▶ _TASK INPUT_
———

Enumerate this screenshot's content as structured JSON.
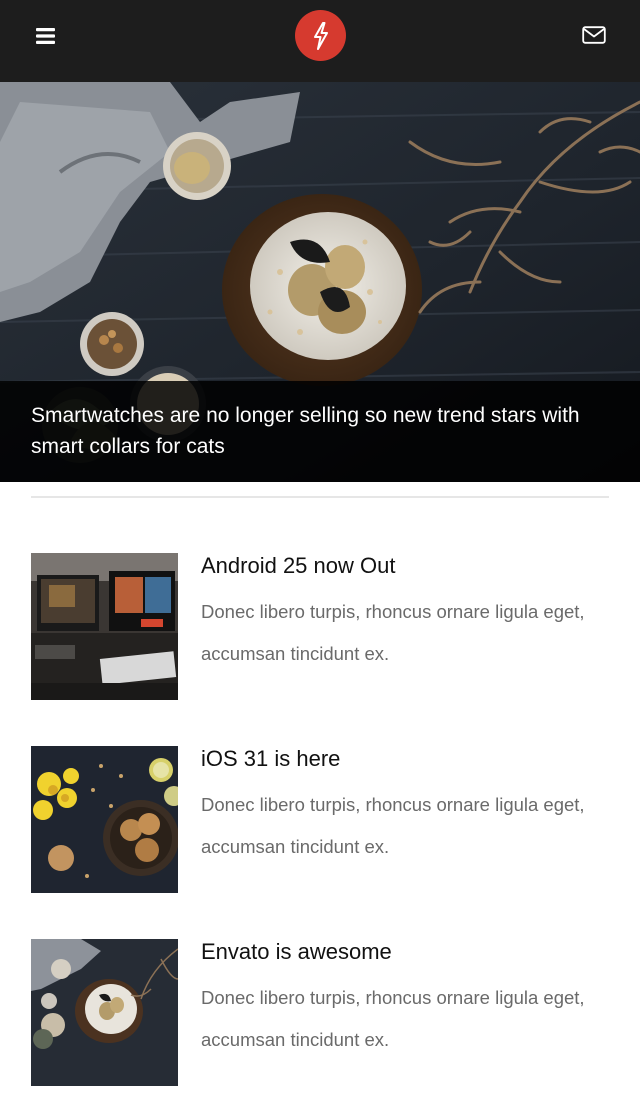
{
  "header": {
    "menu_icon": "hamburger-menu-icon",
    "logo_icon": "lightning-bolt-icon",
    "mail_icon": "envelope-icon",
    "brand_color": "#d63a2f",
    "bar_color": "#1d1d1d"
  },
  "hero": {
    "title": "Smartwatches are no longer selling so new trend stars with smart collars for cats"
  },
  "articles": [
    {
      "title": "Android 25 now Out",
      "description": "Donec libero turpis, rhoncus ornare ligula eget, accumsan tincidunt ex."
    },
    {
      "title": "iOS 31 is here",
      "description": "Donec libero turpis, rhoncus ornare ligula eget, accumsan tincidunt ex."
    },
    {
      "title": "Envato is awesome",
      "description": "Donec libero turpis, rhoncus ornare ligula eget, accumsan tincidunt ex."
    }
  ]
}
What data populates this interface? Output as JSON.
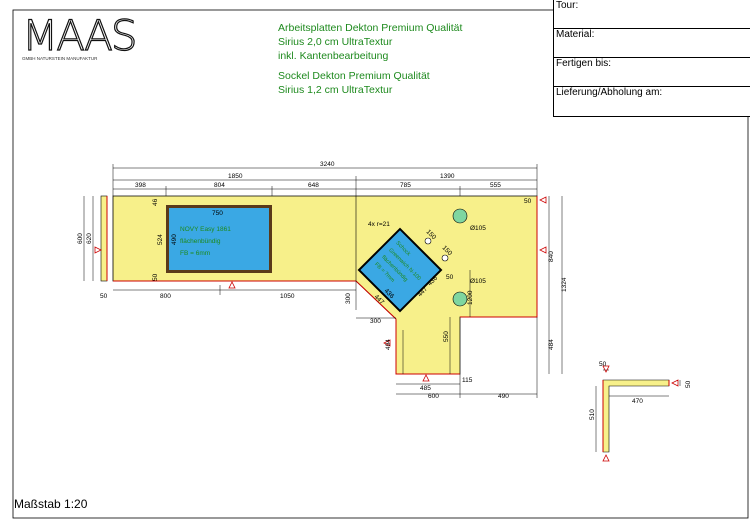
{
  "logo": {
    "mark": "MAAS",
    "subtitle": "GMBH NATURSTEIN MANUFAKTUR"
  },
  "notes": {
    "line1": "Arbeitsplatten Dekton Premium Qualität",
    "line2": "Sirius 2,0 cm UltraTextur",
    "line3": "inkl. Kantenbearbeitung",
    "line4": "Sockel Dekton Premium Qualität",
    "line5": "Sirius 1,2 cm UltraTextur"
  },
  "infobox": {
    "tour": "Tour:",
    "material": "Material:",
    "fertigen": "Fertigen bis:",
    "lieferung": "Lieferung/Abholung am:"
  },
  "scale": "Maßstab 1:20",
  "drawing": {
    "dims": {
      "d3240": "3240",
      "d1850": "1850",
      "d1390": "1390",
      "d398": "398",
      "d804": "804",
      "d648": "648",
      "d785": "785",
      "d555": "555",
      "d50a": "50",
      "d750": "750",
      "d46": "46",
      "d524": "524",
      "d490": "490",
      "d50b": "50",
      "d600": "600",
      "d620": "620",
      "d50c": "50",
      "d800": "800",
      "d1050": "1050",
      "d300v": "300",
      "d300h": "300",
      "d4x": "4x r=21",
      "d150a": "150",
      "d150b": "150",
      "d105a": "Ø105",
      "d105b": "Ø105",
      "d447a": "447",
      "d447b": "447",
      "d436": "436",
      "d436b": "436",
      "d50d": "50",
      "d1200": "1200",
      "d550": "550",
      "d494": "494",
      "d485": "485",
      "d115": "115",
      "d600b": "600",
      "d490b": "490",
      "d840": "840",
      "d1324": "1324",
      "d484": "484",
      "d50e": "50",
      "d50f": "50",
      "d470": "470",
      "d510": "510"
    },
    "sink1": {
      "l1": "NOVY Easy 1861",
      "l2": "flächenbündig",
      "l3": "FB = 6mm"
    },
    "sink2": {
      "l1": "Schock",
      "l2": "Greenwich N-100",
      "l3": "flächenbündig",
      "l4": "FB = 7mm"
    }
  },
  "colors": {
    "counter": "#f7f08a",
    "sink": "#3aa8e4",
    "edge": "#cc0000",
    "note": "#1e8a1e",
    "hole": "#7fd6a0"
  }
}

———

▶ _TASK_
What you return should match the records above word for word, minus the pictures.

▶ _ANSWER FOR THIS EXERCISE_
Enumerate this screenshot's content as structured JSON.
{
  "header": {
    "menu_icon": "hamburger-menu-icon",
    "logo_icon": "lightning-bolt-icon",
    "mail_icon": "envelope-icon",
    "brand_color": "#d63a2f",
    "bar_color": "#1d1d1d"
  },
  "hero": {
    "title": "Smartwatches are no longer selling so new trend stars with smart collars for cats"
  },
  "articles": [
    {
      "title": "Android 25 now Out",
      "description": "Donec libero turpis, rhoncus ornare ligula eget, accumsan tincidunt ex."
    },
    {
      "title": "iOS 31 is here",
      "description": "Donec libero turpis, rhoncus ornare ligula eget, accumsan tincidunt ex."
    },
    {
      "title": "Envato is awesome",
      "description": "Donec libero turpis, rhoncus ornare ligula eget, accumsan tincidunt ex."
    }
  ]
}
What data populates this interface? Output as JSON.
{
  "logo": {
    "mark": "MAAS",
    "subtitle": "GMBH NATURSTEIN MANUFAKTUR"
  },
  "notes": {
    "line1": "Arbeitsplatten Dekton Premium Qualität",
    "line2": "Sirius 2,0 cm UltraTextur",
    "line3": "inkl. Kantenbearbeitung",
    "line4": "Sockel Dekton Premium Qualität",
    "line5": "Sirius 1,2 cm UltraTextur"
  },
  "infobox": {
    "tour": "Tour:",
    "material": "Material:",
    "fertigen": "Fertigen bis:",
    "lieferung": "Lieferung/Abholung am:"
  },
  "scale": "Maßstab 1:20",
  "drawing": {
    "dims": {
      "d3240": "3240",
      "d1850": "1850",
      "d1390": "1390",
      "d398": "398",
      "d804": "804",
      "d648": "648",
      "d785": "785",
      "d555": "555",
      "d50a": "50",
      "d750": "750",
      "d46": "46",
      "d524": "524",
      "d490": "490",
      "d50b": "50",
      "d600": "600",
      "d620": "620",
      "d50c": "50",
      "d800": "800",
      "d1050": "1050",
      "d300v": "300",
      "d300h": "300",
      "d4x": "4x r=21",
      "d150a": "150",
      "d150b": "150",
      "d105a": "Ø105",
      "d105b": "Ø105",
      "d447a": "447",
      "d447b": "447",
      "d436": "436",
      "d436b": "436",
      "d50d": "50",
      "d1200": "1200",
      "d550": "550",
      "d494": "494",
      "d485": "485",
      "d115": "115",
      "d600b": "600",
      "d490b": "490",
      "d840": "840",
      "d1324": "1324",
      "d484": "484",
      "d50e": "50",
      "d50f": "50",
      "d470": "470",
      "d510": "510"
    },
    "sink1": {
      "l1": "NOVY Easy 1861",
      "l2": "flächenbündig",
      "l3": "FB = 6mm"
    },
    "sink2": {
      "l1": "Schock",
      "l2": "Greenwich N-100",
      "l3": "flächenbündig",
      "l4": "FB = 7mm"
    }
  },
  "colors": {
    "counter": "#f7f08a",
    "sink": "#3aa8e4",
    "edge": "#cc0000",
    "note": "#1e8a1e",
    "hole": "#7fd6a0"
  }
}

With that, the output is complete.